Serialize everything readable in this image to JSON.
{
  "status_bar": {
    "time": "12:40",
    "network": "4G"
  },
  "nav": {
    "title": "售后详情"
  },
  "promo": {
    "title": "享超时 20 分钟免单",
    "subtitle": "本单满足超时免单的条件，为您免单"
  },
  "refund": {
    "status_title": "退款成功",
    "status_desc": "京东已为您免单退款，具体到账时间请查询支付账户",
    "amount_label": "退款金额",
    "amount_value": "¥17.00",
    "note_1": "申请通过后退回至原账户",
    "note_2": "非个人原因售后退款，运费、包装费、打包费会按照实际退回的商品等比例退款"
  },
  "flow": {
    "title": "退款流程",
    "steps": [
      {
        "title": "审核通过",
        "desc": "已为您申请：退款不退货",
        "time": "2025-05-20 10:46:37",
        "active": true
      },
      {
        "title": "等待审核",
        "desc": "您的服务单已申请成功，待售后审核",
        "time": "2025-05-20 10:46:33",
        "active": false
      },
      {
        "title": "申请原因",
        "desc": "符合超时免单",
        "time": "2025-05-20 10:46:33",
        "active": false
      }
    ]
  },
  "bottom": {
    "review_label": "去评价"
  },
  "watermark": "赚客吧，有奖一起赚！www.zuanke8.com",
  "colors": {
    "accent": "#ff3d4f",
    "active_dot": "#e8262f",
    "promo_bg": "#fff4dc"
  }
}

Problem requirements -> Extract the full listing and reproduce each line exactly.

Answer for the task ->
Serialize everything readable in this image to JSON.
{
  "status_bar": {
    "time": "12:40",
    "network": "4G"
  },
  "nav": {
    "title": "售后详情"
  },
  "promo": {
    "title": "享超时 20 分钟免单",
    "subtitle": "本单满足超时免单的条件，为您免单"
  },
  "refund": {
    "status_title": "退款成功",
    "status_desc": "京东已为您免单退款，具体到账时间请查询支付账户",
    "amount_label": "退款金额",
    "amount_value": "¥17.00",
    "note_1": "申请通过后退回至原账户",
    "note_2": "非个人原因售后退款，运费、包装费、打包费会按照实际退回的商品等比例退款"
  },
  "flow": {
    "title": "退款流程",
    "steps": [
      {
        "title": "审核通过",
        "desc": "已为您申请：退款不退货",
        "time": "2025-05-20 10:46:37",
        "active": true
      },
      {
        "title": "等待审核",
        "desc": "您的服务单已申请成功，待售后审核",
        "time": "2025-05-20 10:46:33",
        "active": false
      },
      {
        "title": "申请原因",
        "desc": "符合超时免单",
        "time": "2025-05-20 10:46:33",
        "active": false
      }
    ]
  },
  "bottom": {
    "review_label": "去评价"
  },
  "watermark": "赚客吧，有奖一起赚！www.zuanke8.com",
  "colors": {
    "accent": "#ff3d4f",
    "active_dot": "#e8262f",
    "promo_bg": "#fff4dc"
  }
}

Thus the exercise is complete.